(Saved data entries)
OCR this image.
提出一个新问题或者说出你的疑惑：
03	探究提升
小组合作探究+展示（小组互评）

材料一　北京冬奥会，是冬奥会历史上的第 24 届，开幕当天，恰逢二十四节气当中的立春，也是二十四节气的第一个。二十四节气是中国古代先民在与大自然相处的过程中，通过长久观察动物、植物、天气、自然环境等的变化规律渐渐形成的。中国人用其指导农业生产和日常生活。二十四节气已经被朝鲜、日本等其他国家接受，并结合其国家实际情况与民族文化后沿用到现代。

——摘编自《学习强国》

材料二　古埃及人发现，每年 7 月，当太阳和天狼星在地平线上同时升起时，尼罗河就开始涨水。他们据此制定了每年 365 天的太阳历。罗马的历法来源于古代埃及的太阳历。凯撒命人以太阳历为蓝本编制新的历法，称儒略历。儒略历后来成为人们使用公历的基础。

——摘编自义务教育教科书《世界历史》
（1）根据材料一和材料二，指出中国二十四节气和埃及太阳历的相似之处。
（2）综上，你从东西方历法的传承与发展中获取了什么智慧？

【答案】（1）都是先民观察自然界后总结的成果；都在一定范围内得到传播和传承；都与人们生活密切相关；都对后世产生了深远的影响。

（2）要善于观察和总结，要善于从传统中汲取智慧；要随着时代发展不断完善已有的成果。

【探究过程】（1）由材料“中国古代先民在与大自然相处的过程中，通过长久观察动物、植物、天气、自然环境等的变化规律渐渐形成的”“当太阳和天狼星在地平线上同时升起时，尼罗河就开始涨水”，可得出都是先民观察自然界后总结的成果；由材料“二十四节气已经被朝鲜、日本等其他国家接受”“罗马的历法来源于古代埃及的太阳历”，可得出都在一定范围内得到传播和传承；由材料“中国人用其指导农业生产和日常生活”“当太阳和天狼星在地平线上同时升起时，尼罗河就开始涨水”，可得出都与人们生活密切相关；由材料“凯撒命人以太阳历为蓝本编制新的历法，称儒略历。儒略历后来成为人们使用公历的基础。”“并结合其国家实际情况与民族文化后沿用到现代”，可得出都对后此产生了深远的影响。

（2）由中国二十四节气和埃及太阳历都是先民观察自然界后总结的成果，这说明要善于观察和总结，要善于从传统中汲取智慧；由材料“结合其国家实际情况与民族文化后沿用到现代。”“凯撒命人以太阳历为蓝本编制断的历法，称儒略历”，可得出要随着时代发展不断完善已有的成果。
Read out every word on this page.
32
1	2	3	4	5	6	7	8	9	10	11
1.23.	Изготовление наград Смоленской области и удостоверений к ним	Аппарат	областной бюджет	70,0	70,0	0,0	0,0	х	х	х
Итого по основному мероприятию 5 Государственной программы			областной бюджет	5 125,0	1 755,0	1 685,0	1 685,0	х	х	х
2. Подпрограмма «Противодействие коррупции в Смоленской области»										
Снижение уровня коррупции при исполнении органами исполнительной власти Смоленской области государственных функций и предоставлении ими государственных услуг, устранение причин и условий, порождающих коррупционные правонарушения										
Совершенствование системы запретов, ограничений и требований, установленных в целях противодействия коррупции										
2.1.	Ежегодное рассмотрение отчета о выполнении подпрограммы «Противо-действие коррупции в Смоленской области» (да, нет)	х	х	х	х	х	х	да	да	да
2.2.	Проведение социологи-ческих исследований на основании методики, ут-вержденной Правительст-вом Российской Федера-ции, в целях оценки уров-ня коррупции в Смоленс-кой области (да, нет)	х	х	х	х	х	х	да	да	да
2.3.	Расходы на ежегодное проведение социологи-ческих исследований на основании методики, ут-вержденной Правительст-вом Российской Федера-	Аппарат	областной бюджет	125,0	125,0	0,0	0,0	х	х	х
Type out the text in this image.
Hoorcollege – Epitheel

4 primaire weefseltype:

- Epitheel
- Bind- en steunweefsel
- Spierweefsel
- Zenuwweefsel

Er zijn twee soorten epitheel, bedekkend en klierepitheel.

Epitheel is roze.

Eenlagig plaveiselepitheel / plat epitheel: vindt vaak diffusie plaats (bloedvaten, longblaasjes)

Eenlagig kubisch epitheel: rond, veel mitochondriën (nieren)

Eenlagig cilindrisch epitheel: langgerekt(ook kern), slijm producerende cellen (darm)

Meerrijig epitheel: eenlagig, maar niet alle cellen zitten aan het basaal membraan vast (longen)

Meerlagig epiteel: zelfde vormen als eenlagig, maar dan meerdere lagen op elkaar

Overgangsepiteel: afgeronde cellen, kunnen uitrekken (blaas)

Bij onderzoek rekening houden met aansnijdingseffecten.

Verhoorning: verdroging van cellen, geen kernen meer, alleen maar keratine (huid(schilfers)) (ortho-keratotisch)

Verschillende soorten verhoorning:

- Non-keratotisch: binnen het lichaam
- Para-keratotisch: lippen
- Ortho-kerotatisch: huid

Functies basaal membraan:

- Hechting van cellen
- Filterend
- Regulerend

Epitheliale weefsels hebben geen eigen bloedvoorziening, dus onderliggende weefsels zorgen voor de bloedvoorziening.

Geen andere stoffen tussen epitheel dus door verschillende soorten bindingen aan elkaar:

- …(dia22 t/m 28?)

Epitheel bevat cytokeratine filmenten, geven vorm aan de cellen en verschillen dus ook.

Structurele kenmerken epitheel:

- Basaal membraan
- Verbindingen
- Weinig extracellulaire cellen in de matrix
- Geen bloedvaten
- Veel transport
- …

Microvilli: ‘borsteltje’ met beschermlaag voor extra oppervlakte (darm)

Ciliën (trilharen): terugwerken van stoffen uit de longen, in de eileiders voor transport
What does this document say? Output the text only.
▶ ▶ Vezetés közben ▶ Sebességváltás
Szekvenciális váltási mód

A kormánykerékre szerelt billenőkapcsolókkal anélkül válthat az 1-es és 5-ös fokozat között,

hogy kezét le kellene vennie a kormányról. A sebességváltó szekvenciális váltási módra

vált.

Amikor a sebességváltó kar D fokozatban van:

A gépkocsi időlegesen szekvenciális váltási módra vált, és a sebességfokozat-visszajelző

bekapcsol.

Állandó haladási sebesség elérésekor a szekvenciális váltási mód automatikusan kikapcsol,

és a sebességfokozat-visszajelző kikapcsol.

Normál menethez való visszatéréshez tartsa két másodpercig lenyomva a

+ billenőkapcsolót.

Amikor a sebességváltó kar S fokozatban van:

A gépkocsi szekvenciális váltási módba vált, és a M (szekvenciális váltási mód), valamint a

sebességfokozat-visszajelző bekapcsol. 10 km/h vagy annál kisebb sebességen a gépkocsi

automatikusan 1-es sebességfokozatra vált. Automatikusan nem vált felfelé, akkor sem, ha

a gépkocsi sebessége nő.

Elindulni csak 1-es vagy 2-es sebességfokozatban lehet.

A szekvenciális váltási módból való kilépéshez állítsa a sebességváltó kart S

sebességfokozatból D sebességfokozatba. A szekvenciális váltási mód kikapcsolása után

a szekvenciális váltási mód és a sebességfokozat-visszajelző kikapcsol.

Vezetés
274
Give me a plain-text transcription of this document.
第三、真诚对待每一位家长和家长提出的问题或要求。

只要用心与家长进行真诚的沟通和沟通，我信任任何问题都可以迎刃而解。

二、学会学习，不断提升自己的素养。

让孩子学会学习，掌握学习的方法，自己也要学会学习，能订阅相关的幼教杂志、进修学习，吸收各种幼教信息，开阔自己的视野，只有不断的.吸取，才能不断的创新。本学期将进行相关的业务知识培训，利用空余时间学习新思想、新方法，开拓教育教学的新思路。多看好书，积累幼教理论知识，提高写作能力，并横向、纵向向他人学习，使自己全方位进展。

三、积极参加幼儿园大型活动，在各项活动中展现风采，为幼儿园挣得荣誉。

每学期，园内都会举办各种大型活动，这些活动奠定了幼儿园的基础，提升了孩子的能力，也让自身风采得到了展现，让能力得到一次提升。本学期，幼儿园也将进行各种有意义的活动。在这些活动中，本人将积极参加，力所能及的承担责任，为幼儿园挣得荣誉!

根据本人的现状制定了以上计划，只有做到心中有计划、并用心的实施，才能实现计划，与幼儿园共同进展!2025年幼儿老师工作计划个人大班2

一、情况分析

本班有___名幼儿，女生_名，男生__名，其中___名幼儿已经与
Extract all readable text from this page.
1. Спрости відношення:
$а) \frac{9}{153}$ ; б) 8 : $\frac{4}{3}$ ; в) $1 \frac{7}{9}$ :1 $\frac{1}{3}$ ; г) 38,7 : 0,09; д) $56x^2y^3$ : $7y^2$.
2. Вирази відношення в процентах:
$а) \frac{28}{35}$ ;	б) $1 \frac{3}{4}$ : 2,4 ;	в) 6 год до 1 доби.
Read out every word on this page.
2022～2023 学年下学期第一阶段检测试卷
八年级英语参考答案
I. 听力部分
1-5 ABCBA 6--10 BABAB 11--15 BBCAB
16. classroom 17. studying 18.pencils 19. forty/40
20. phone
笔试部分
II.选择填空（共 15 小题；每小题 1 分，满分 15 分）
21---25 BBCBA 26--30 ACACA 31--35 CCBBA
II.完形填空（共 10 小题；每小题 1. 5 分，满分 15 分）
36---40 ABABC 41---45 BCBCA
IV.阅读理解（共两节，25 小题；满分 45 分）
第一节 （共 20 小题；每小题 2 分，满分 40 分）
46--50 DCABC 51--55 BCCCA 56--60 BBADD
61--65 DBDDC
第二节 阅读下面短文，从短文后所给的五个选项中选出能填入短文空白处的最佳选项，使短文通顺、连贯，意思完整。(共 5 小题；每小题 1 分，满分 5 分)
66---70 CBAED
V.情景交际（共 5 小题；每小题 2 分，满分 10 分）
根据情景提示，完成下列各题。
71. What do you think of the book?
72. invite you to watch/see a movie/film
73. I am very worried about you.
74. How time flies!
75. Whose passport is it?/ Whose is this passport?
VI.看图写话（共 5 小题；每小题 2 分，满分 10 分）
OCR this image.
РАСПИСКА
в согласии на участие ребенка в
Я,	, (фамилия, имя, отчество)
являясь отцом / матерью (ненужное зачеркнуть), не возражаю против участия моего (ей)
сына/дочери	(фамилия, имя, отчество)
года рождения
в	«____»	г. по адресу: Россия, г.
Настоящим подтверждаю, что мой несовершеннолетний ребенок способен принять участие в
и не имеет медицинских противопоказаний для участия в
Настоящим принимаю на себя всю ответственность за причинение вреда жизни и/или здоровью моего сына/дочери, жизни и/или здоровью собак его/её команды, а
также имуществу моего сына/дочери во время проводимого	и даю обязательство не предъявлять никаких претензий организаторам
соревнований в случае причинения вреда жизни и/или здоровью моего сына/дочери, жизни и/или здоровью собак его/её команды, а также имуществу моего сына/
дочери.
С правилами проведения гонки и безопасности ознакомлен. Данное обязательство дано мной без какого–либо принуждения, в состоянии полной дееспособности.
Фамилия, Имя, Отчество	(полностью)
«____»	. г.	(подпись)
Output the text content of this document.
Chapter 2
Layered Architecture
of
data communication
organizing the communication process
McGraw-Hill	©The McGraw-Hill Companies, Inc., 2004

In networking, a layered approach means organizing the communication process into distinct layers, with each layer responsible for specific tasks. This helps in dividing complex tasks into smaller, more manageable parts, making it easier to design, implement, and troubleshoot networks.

_SET PROBLEM_
Each line from the one containing "Output the text content of this document." to the end of the listing above should be copied exactly, and nothing else.

_ANSWER FOR THIS EXERCISE_
Output the text content of this document.
Chapter 2
Layered Architecture
of
data communication
organizing the communication process
McGraw-Hill	©The McGraw-Hill Companies, Inc., 2004

In networking, a layered approach means organizing the communication process into distinct layers, with each layer responsible for specific tasks. This helps in dividing complex tasks into smaller, more manageable parts, making it easier to design, implement, and troubleshoot networks.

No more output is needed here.